── PROVIDED INFORMATION

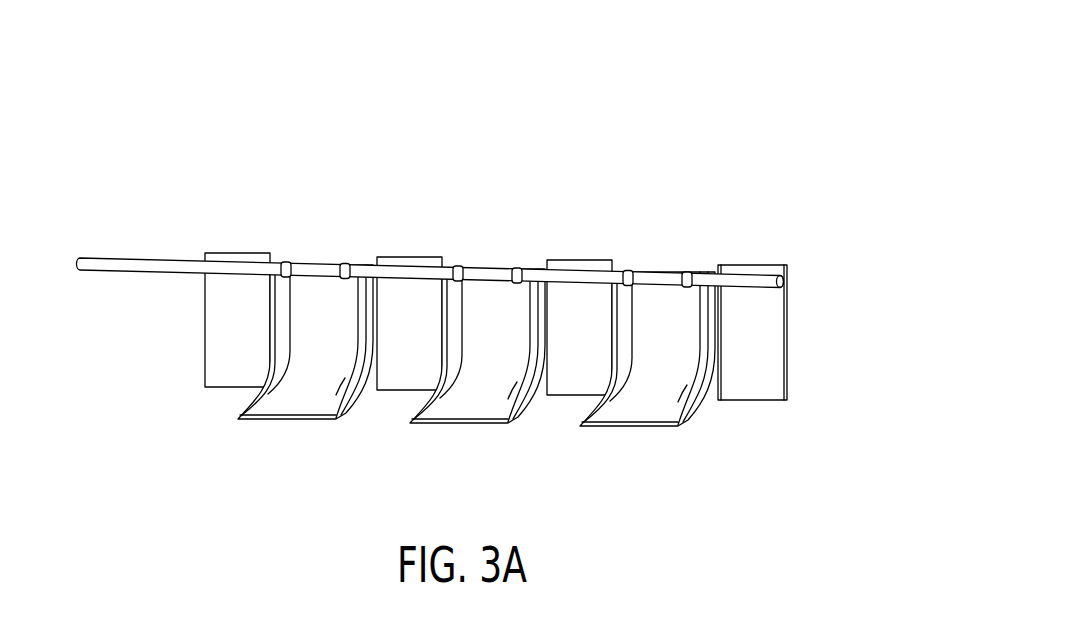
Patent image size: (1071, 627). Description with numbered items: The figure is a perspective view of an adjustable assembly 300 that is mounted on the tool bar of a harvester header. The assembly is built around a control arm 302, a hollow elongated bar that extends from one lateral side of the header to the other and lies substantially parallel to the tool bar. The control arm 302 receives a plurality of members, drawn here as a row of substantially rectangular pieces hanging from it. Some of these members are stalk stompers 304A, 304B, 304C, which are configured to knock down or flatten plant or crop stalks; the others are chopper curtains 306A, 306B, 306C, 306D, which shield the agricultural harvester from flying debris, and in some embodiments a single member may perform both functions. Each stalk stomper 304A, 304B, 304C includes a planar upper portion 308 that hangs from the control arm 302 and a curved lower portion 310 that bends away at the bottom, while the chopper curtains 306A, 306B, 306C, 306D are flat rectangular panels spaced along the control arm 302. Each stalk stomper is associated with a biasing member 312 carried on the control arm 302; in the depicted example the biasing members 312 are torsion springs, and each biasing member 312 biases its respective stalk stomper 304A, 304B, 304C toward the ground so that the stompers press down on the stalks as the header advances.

The adjustable assembly 300 is at (773, 85).
The control arm 302 is at (128, 250).
The stalk stomper 304A is at (644, 418).
The stalk stomper 304B is at (473, 412).
The stalk stomper 304C is at (302, 410).
The chopper curtain 306A is at (776, 253).
The chopper curtain 306B is at (608, 249).
The chopper curtain 306C is at (439, 244).
The chopper curtain 306D is at (263, 238).
The planar upper portion 308 is at (339, 311).
The curved lower portion 310 is at (240, 406).
The biasing member 312 is at (327, 248).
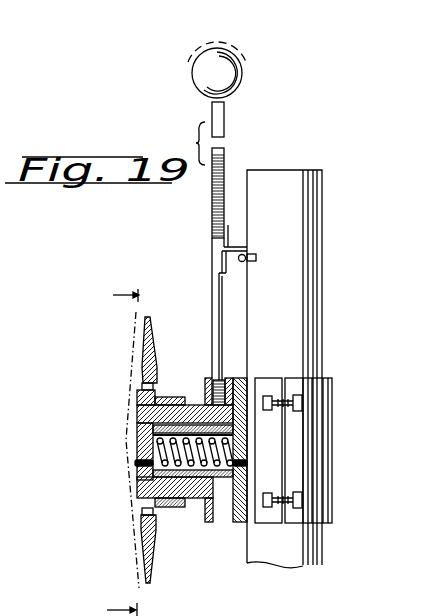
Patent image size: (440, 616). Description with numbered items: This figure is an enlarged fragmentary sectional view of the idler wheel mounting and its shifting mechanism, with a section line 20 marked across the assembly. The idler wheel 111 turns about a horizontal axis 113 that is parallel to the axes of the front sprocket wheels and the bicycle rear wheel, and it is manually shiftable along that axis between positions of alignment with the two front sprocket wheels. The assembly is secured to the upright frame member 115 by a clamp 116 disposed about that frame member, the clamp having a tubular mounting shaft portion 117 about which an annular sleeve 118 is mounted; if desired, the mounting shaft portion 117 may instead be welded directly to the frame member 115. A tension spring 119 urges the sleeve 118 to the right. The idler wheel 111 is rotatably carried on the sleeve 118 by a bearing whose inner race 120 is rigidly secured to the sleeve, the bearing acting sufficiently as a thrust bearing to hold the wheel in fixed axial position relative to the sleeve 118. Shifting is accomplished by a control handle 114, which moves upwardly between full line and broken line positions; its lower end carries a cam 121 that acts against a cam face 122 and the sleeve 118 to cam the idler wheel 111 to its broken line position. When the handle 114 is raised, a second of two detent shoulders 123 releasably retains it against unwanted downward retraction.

The section line 20- 20 is at (112, 445).
The idler wheel 111 is at (146, 565).
The horizontal axis 113 is at (135, 452).
The control handle 114 is at (212, 234).
The upright frame member 115 is at (322, 203).
The clamp 116 is at (333, 396).
The tubular mounting shaft portion 117 is at (160, 418).
The annular sleeve 118 is at (142, 490).
The tension spring 119 is at (155, 447).
The inner race 120 is at (142, 509).
The cam 121 is at (208, 405).
The cam face 122 is at (222, 383).
The detent shoulders 123 is at (219, 279).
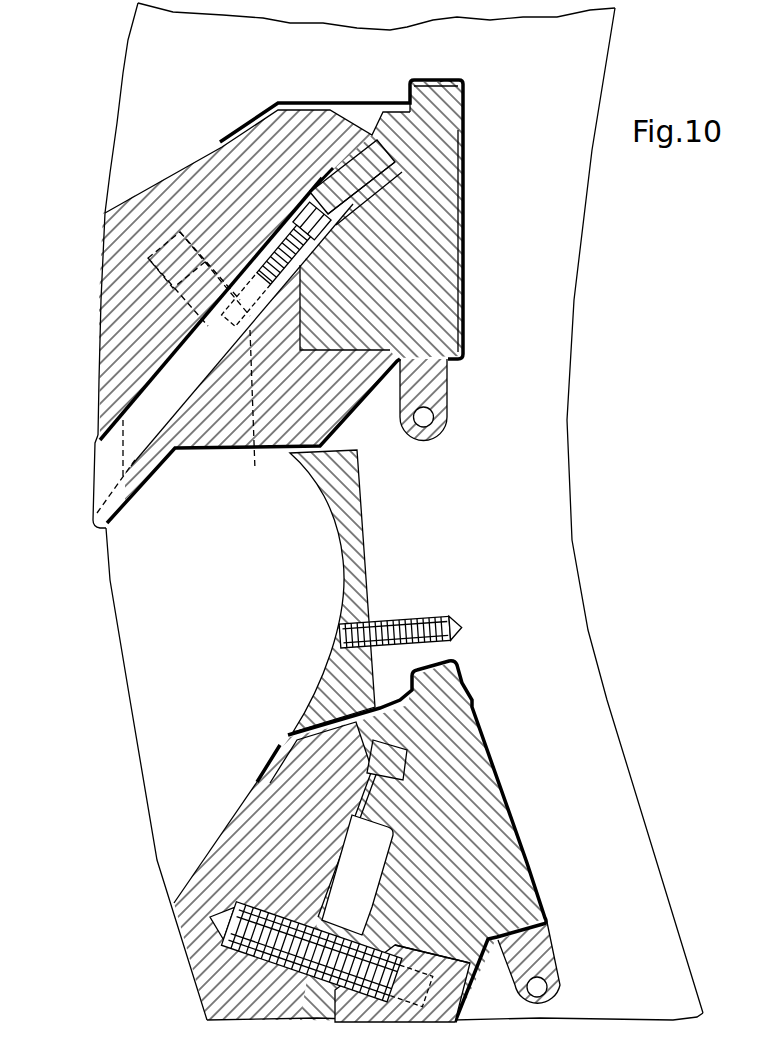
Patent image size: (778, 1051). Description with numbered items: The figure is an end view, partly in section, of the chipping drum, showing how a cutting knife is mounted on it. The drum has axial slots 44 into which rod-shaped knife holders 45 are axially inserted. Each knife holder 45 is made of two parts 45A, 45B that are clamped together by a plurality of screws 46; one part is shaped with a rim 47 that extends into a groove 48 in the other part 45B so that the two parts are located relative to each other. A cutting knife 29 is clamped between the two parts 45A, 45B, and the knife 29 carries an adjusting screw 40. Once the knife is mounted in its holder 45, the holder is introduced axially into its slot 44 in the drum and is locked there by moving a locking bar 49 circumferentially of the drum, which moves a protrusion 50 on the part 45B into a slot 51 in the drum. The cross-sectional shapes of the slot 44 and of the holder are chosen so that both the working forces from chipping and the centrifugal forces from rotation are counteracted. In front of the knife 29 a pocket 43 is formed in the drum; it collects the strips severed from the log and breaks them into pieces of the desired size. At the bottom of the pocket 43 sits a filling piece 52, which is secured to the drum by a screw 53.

The cutting knife 29 is at (135, 458).
The adjusting screw 40 is at (335, 236).
The pocket 43 is at (128, 630).
The axial slot 44 is at (350, 112).
The knife holder 45 is at (446, 175).
The knife holder part 45A is at (317, 120).
The knife holder part 45B is at (442, 132).
The screw 46 is at (251, 458).
The rim 47 is at (375, 155).
The groove 48 is at (370, 180).
The locking bar 49 is at (437, 387).
The protrusion 50 is at (463, 86).
The slot 51 is at (446, 86).
The filling piece 52 is at (362, 547).
The screw 53 is at (338, 632).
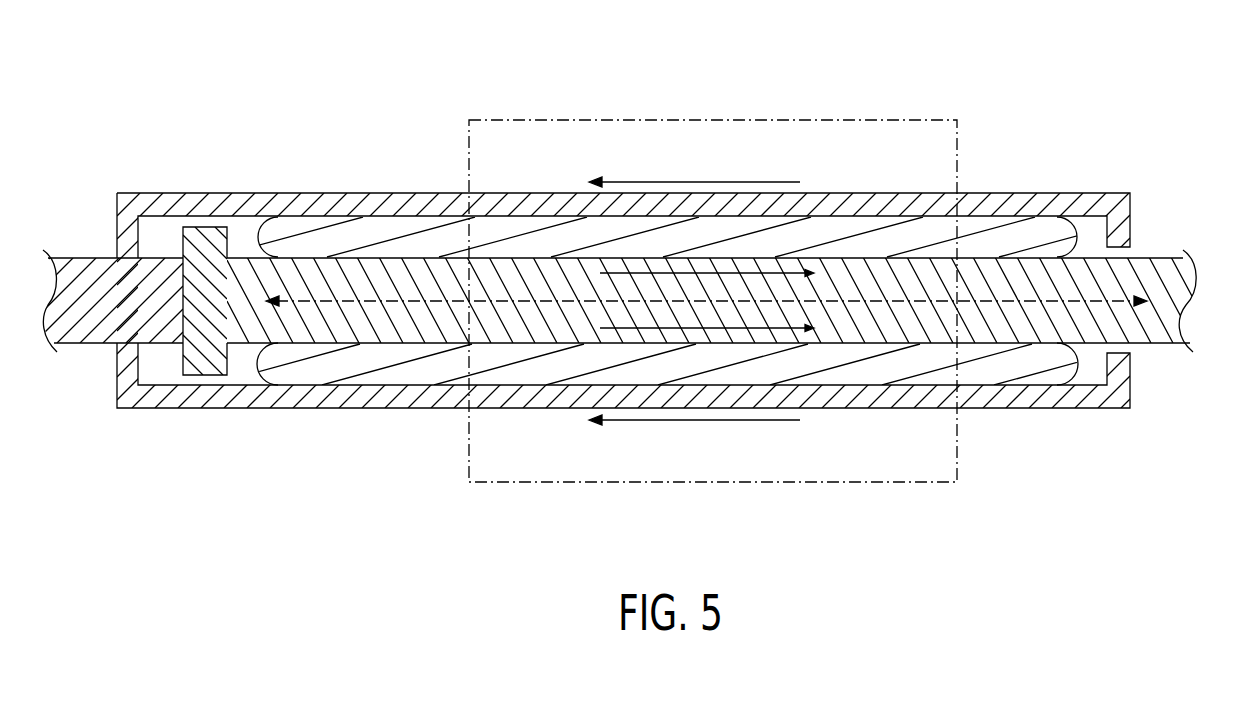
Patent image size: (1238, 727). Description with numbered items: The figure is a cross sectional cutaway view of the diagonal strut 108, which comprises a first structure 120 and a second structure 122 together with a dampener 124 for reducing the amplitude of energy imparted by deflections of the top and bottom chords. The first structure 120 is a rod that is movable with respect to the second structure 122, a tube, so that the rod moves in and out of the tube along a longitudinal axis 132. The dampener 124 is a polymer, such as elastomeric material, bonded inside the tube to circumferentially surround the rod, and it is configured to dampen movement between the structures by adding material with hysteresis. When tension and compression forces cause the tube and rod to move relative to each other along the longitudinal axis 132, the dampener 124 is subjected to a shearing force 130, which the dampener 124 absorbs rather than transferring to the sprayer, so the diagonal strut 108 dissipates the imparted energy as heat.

The diagonal strut 108 is at (481, 84).
The first structure 120 is at (1165, 331).
The second structure 122 is at (186, 193).
The dampener 124 is at (317, 240).
The shearing force 130 is at (713, 120).
The longitudinal axis 132 is at (408, 284).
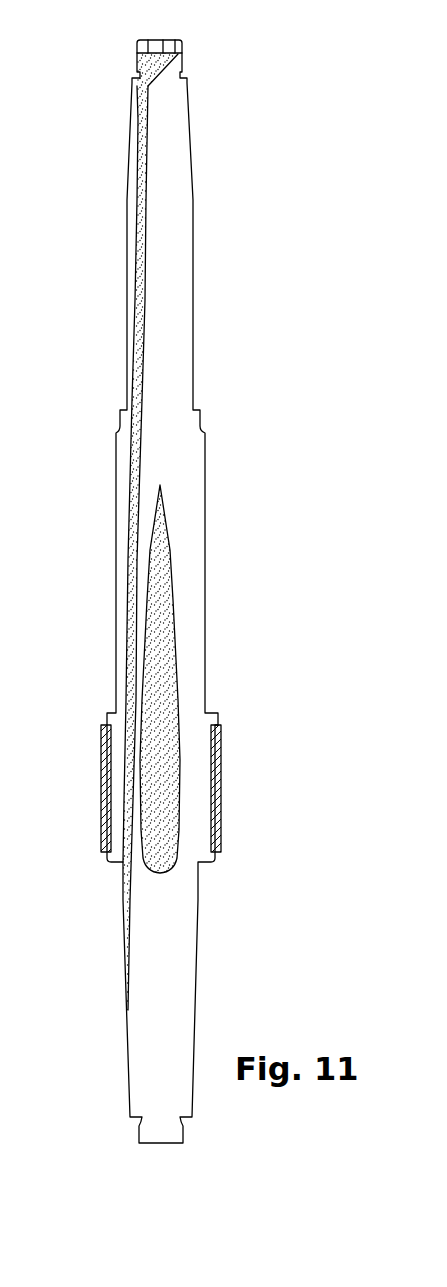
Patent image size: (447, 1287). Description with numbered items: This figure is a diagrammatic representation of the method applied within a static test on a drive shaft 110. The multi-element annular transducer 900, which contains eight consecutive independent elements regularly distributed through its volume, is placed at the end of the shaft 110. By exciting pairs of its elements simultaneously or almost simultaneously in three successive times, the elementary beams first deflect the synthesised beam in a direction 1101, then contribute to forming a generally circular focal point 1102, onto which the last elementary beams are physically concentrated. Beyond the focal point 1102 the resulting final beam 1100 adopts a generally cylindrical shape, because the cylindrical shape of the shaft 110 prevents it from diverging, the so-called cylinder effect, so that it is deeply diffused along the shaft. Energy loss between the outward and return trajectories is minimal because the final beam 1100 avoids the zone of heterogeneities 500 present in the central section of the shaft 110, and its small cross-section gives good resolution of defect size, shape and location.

The drive shaft 110 is at (205, 283).
The multi-element annular transducer 900 is at (171, 38).
The final beam 1100 is at (137, 278).
The deflection direction 1101 is at (156, 78).
The focal point 1102 is at (150, 78).
The zone of heterogeneities 500 is at (175, 550).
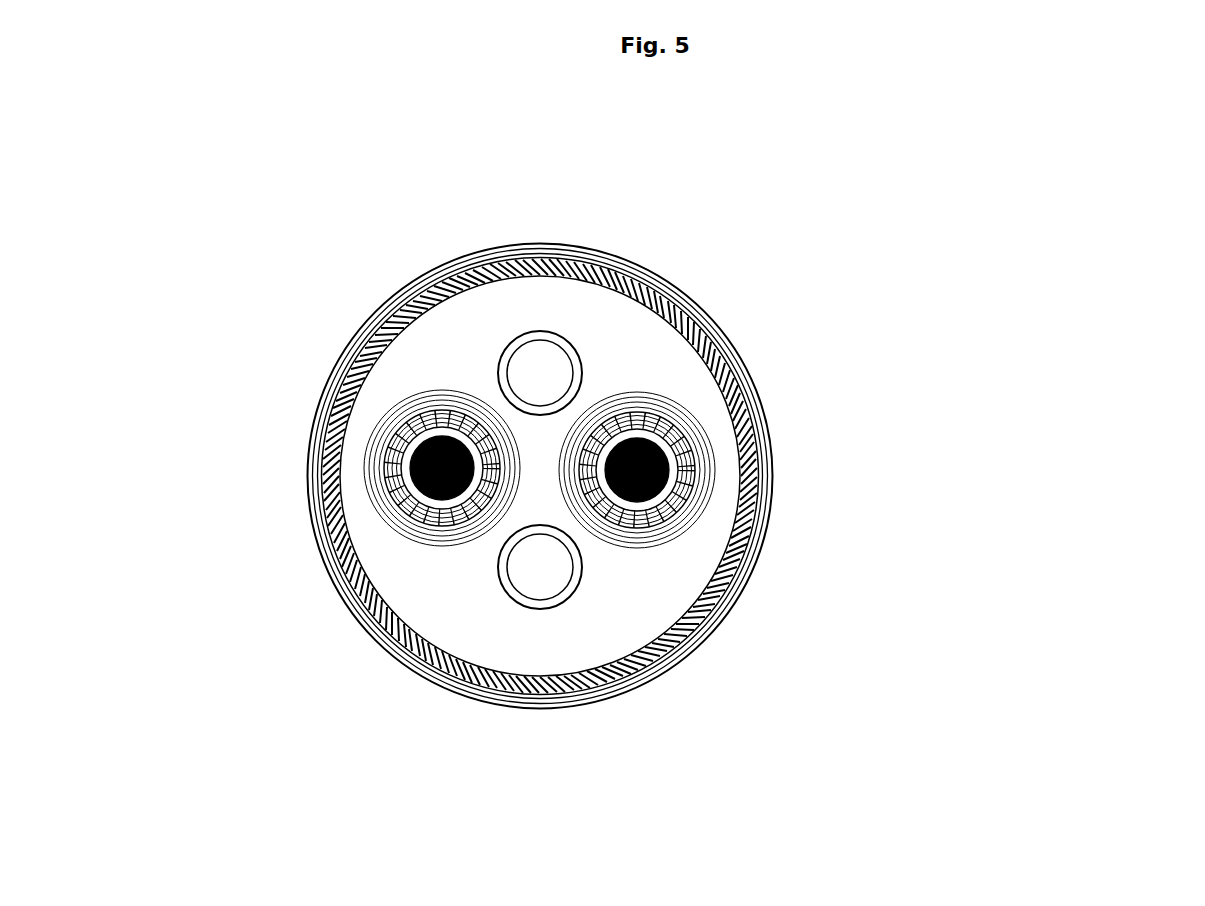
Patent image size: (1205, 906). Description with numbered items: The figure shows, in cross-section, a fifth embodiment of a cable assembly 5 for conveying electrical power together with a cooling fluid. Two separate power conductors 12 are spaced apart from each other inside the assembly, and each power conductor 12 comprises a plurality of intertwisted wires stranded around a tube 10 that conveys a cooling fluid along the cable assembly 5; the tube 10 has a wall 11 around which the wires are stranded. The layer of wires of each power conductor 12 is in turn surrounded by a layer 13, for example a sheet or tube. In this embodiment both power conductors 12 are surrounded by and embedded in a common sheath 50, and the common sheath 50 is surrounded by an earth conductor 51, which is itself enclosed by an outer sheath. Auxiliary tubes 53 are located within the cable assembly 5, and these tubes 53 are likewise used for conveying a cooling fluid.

The cable assembly 5 is at (1020, 349).
The tube 10 is at (620, 481).
The wall 11 is at (417, 446).
The power conductor 12 is at (460, 403).
The layer 13 is at (402, 528).
The common sheath 50 is at (587, 297).
The earth conductor 51 is at (670, 283).
The auxiliary tube 53 is at (538, 378).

────

- WHAT YOU WILL DO: Rewrite the listing from the line containing "Patent image size: (1238, 727)." through the line containing "The first structure 120 is at (1165, 331).", changing "cross sectional" to "cross-sectional" and keeping everything else the same.

- SOLUTION FOR THIS TASK:
Patent image size: (1238, 727). Description with numbered items: The figure is a cross-sectional cutaway view of the diagonal strut 108, which comprises a first structure 120 and a second structure 122 together with a dampener 124 for reducing the amplitude of energy imparted by deflections of the top and bottom chords. The first structure 120 is a rod that is movable with respect to the second structure 122, a tube, so that the rod moves in and out of the tube along a longitudinal axis 132. The dampener 124 is a polymer, such as elastomeric material, bonded inside the tube to circumferentially surround the rod, and it is configured to dampen movement between the structures by adding material with hysteresis. When tension and compression forces cause the tube and rod to move relative to each other along the longitudinal axis 132, the dampener 124 is subjected to a shearing force 130, which the dampener 124 absorbs rather than transferring to the sprayer, so the diagonal strut 108 dissipates the imparted energy as heat.

The diagonal strut 108 is at (481, 84).
The first structure 120 is at (1165, 331).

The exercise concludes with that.